:: Schriftliche Anweisung 1 ::
Kopiere aus dem Textauszug zur Netzneutralität einen Abschnitt wortgetreu: Setze bei den Worten „Dass es sich“ ein und ende nach den Worten „nichts mehr übrigblieb.“.
:: Schriftliche Anweisung 2 ::
Schreibe bitte aus den Datensätzen die Zeilen unverändert nieder, die mit der Zeile mit „Patent image size: (880, 610).“ beginnen und nach der Zeile mit „In FIG. 23, the fastener“ enden, beide eingeschlossen.

Dass es sich hierbei aber um streng gehütete Firmengeheimnisse handelt, erfuhren jetzt die Autoren von netzpolitik.org, die eine Informationsfreiheitsanfrage bei der Bundesnetzagentur nach den Auskünften der deutschen Provider zu einer Untersuchung der Netzneutralität erstellt hatten. Die Antworten waren um "Betriebs- und Geschäftsgeheimnisse" bereinigt, wodurch bei einigen außer Anrede und Grußformel nichts mehr übrigblieb.

Nur einige Provider haben die Dokumente vollständig freigegeben, die meisten haben sie zumindest teilweise geschwärzt. Gerade auch die "großen Provider" wie die Deutsche Telekom oder auch 1&1 hüllen sich lieber in Schweigen, wenn es darum geht zu erläutern, wie sie es denn mit der Netzneutralität halten. Dabei ist es für die Kunden mehr als nur eine Bagatelle, wenn ihr Zugang zum Internet z.B. durch Sperrung und/oder Drosselung von Peer-to-Peer-Verkehr (in Fest- und Mobilfunknetzen) sowie die Sperrung von Voice-over-IP-Verkehr oder die Deep Packet Inspection (DPI) beeinträchtigt wird.

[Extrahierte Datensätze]
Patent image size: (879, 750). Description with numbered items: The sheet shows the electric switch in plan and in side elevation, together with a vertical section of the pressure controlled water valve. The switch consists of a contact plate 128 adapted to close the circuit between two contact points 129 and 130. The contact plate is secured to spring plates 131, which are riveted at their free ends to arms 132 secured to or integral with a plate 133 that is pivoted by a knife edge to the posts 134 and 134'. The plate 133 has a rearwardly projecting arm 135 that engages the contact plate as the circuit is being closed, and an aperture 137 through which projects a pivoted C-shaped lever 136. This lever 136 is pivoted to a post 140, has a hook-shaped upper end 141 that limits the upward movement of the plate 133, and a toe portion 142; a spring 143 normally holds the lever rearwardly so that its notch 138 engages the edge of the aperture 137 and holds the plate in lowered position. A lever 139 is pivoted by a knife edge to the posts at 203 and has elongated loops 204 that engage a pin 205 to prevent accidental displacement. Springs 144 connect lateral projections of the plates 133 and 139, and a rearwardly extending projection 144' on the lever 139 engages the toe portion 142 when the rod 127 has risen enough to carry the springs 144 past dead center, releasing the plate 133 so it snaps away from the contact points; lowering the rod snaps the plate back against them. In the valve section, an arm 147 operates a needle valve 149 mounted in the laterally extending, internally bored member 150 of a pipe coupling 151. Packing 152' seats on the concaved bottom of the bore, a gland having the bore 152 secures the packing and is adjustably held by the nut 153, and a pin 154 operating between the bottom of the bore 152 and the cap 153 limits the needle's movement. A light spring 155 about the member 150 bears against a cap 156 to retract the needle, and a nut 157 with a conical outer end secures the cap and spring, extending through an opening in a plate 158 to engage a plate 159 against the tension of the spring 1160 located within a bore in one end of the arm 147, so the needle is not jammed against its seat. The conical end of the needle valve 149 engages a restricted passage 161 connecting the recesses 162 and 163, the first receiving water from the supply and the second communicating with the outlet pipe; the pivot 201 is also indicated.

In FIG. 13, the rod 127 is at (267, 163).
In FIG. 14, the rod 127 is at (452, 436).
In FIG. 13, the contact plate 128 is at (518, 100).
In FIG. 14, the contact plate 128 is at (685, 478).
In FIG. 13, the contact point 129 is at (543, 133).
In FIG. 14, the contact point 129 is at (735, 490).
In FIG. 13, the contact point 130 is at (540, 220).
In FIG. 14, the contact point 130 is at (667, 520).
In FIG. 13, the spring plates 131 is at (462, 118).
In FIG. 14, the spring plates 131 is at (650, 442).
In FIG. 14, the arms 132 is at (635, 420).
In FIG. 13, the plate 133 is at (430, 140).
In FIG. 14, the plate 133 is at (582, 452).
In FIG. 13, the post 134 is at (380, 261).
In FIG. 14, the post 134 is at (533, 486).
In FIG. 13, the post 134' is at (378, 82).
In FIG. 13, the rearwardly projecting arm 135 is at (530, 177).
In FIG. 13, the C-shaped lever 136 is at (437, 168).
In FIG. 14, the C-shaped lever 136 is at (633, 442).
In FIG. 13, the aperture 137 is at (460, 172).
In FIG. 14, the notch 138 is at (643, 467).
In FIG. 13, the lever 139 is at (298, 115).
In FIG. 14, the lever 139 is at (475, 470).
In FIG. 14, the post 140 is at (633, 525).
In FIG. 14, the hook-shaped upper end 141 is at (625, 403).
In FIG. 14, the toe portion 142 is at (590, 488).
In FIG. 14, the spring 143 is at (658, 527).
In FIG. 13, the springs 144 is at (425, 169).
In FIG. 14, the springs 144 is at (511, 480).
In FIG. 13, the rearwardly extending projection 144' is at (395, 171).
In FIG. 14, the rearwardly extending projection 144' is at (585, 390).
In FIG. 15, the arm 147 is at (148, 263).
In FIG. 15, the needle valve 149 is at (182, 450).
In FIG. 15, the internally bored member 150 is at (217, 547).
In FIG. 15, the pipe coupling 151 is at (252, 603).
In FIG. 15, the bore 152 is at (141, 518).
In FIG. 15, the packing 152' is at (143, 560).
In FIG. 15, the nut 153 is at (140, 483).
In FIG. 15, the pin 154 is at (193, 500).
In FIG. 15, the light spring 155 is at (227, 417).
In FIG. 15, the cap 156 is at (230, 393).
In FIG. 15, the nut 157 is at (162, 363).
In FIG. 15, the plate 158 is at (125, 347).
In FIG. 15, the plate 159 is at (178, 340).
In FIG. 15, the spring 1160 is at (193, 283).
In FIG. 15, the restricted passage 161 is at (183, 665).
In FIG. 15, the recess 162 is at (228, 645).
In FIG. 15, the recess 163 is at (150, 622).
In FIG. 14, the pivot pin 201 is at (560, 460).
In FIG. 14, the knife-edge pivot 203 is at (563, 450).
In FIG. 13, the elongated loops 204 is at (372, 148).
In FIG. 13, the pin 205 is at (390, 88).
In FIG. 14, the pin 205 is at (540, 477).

...

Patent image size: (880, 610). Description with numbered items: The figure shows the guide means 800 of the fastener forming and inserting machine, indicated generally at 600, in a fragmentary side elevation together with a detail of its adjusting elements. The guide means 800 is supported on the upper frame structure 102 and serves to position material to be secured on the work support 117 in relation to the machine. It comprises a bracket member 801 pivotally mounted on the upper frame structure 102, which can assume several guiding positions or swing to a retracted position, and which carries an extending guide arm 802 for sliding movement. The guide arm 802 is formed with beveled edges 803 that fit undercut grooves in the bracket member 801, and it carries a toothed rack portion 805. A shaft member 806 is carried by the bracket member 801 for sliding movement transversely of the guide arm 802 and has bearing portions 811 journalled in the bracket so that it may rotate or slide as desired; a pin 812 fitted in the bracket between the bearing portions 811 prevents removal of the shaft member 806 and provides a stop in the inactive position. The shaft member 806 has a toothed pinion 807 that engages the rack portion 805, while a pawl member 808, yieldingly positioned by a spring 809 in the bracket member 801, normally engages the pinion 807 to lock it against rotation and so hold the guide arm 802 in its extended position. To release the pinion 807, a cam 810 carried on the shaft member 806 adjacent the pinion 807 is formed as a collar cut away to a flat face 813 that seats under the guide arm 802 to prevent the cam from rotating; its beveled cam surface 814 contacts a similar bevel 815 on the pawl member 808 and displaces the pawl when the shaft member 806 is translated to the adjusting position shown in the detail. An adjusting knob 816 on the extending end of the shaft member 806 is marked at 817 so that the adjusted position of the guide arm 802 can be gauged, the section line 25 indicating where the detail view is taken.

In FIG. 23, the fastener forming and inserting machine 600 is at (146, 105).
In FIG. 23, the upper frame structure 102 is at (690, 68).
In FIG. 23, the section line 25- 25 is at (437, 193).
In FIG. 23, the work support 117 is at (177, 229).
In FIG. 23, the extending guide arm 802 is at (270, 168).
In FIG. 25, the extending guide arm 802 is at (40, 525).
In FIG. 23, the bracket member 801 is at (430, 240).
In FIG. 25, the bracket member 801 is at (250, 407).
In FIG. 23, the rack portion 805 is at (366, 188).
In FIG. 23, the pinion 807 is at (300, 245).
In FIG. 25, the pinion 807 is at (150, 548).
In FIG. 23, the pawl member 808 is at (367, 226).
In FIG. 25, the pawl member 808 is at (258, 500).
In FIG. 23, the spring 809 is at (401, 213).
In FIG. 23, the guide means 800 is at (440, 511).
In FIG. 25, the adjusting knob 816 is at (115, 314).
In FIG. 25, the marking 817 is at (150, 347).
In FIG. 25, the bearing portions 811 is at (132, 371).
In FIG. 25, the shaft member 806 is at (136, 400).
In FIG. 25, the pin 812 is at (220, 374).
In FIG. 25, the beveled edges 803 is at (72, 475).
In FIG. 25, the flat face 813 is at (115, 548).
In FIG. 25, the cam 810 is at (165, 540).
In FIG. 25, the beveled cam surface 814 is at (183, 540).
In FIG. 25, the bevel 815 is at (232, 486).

:: Erwartete Ausgabe 1 ::
Dass es sich hierbei aber um streng gehütete Firmengeheimnisse handelt, erfuhren jetzt die Autoren von netzpolitik.org, die eine Informationsfreiheitsanfrage bei der Bundesnetzagentur nach den Auskünften der deutschen Provider zu einer Untersuchung der Netzneutralität erstellt hatten. Die Antworten waren um "Betriebs- und Geschäftsgeheimnisse" bereinigt, wodurch bei einigen außer Anrede und Grußformel nichts mehr übrigblieb.

:: Erwartete Ausgabe 2 ::
Patent image size: (880, 610). Description with numbered items: The figure shows the guide means 800 of the fastener forming and inserting machine, indicated generally at 600, in a fragmentary side elevation together with a detail of its adjusting elements. The guide means 800 is supported on the upper frame structure 102 and serves to position material to be secured on the work support 117 in relation to the machine. It comprises a bracket member 801 pivotally mounted on the upper frame structure 102, which can assume several guiding positions or swing to a retracted position, and which carries an extending guide arm 802 for sliding movement. The guide arm 802 is formed with beveled edges 803 that fit undercut grooves in the bracket member 801, and it carries a toothed rack portion 805. A shaft member 806 is carried by the bracket member 801 for sliding movement transversely of the guide arm 802 and has bearing portions 811 journalled in the bracket so that it may rotate or slide as desired; a pin 812 fitted in the bracket between the bearing portions 811 prevents removal of the shaft member 806 and provides a stop in the inactive position. The shaft member 806 has a toothed pinion 807 that engages the rack portion 805, while a pawl member 808, yieldingly positioned by a spring 809 in the bracket member 801, normally engages the pinion 807 to lock it against rotation and so hold the guide arm 802 in its extended position. To release the pinion 807, a cam 810 carried on the shaft member 806 adjacent the pinion 807 is formed as a collar cut away to a flat face 813 that seats under the guide arm 802 to prevent the cam from rotating; its beveled cam surface 814 contacts a similar bevel 815 on the pawl member 808 and displaces the pawl when the shaft member 806 is translated to the adjusting position shown in the detail. An adjusting knob 816 on the extending end of the shaft member 806 is marked at 817 so that the adjusted position of the guide arm 802 can be gauged, the section line 25 indicating where the detail view is taken.

In FIG. 23, the fastener forming and inserting machine 600 is at (146, 105).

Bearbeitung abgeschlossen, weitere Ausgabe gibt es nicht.